-------- MATERIAL --------

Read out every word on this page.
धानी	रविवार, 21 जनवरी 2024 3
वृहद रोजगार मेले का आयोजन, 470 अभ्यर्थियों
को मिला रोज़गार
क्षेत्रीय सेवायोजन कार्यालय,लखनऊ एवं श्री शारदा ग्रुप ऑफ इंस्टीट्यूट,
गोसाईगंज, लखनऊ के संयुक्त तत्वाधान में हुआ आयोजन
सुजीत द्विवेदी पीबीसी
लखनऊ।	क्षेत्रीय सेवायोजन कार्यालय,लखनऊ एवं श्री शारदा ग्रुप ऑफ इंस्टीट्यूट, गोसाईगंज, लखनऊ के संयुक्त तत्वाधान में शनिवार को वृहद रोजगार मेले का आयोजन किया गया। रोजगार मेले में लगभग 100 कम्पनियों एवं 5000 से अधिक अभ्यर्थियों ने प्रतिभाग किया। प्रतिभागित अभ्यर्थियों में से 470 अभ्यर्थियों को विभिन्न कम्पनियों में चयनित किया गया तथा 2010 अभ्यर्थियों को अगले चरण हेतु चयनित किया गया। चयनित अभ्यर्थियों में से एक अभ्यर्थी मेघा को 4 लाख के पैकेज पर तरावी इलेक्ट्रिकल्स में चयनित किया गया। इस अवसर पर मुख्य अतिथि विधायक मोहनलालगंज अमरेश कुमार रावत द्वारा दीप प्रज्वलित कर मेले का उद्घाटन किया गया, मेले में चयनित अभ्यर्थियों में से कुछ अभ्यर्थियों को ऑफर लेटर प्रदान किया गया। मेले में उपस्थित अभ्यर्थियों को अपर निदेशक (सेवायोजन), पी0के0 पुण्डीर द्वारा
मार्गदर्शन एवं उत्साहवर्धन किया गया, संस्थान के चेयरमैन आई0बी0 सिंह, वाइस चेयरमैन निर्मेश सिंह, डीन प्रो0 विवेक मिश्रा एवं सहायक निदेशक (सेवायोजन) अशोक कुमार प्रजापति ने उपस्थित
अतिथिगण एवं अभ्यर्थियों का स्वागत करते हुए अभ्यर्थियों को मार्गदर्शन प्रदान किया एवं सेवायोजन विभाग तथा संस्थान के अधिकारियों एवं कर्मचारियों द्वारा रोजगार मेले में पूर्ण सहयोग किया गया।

--------

(WHAT TO PRODUCE):
Look through the lines above and collect those with the word "लखनऊ".

(RESULT OF THE EXERCISE):
क्षेत्रीय सेवायोजन कार्यालय,लखनऊ एवं श्री शारदा ग्रुप ऑफ इंस्टीट्यूट,
गोसाईगंज, लखनऊ के संयुक्त तत्वाधान में हुआ आयोजन
लखनऊ।	क्षेत्रीय सेवायोजन कार्यालय,लखनऊ एवं श्री शारदा ग्रुप ऑफ इंस्टीट्यूट, गोसाईगंज, लखनऊ के संयुक्त तत्वाधान में शनिवार को वृहद रोजगार मेले का आयोजन किया गया। रोजगार मेले में लगभग 100 कम्पनियों एवं 5000 से अधिक अभ्यर्थियों ने प्रतिभाग किया। प्रतिभागित अभ्यर्थियों में से 470 अभ्यर्थियों को विभिन्न कम्पनियों में चयनित किया गया तथा 2010 अभ्यर्थियों को अगले चरण हेतु चयनित किया गया। चयनित अभ्यर्थियों में से एक अभ्यर्थी मेघा को 4 लाख के पैकेज पर तरावी इलेक्ट्रिकल्स में चयनित किया गया। इस अवसर पर मुख्य अतिथि विधायक मोहनलालगंज अमरेश कुमार रावत द्वारा दीप प्रज्वलित कर मेले का उद्घाटन किया गया, मेले में चयनित अभ्यर्थियों में से कुछ अभ्यर्थियों को ऑफर लेटर प्रदान किया गया। मेले में उपस्थित अभ्यर्थियों को अपर निदेशक (सेवायोजन), पी0के0 पुण्डीर द्वारा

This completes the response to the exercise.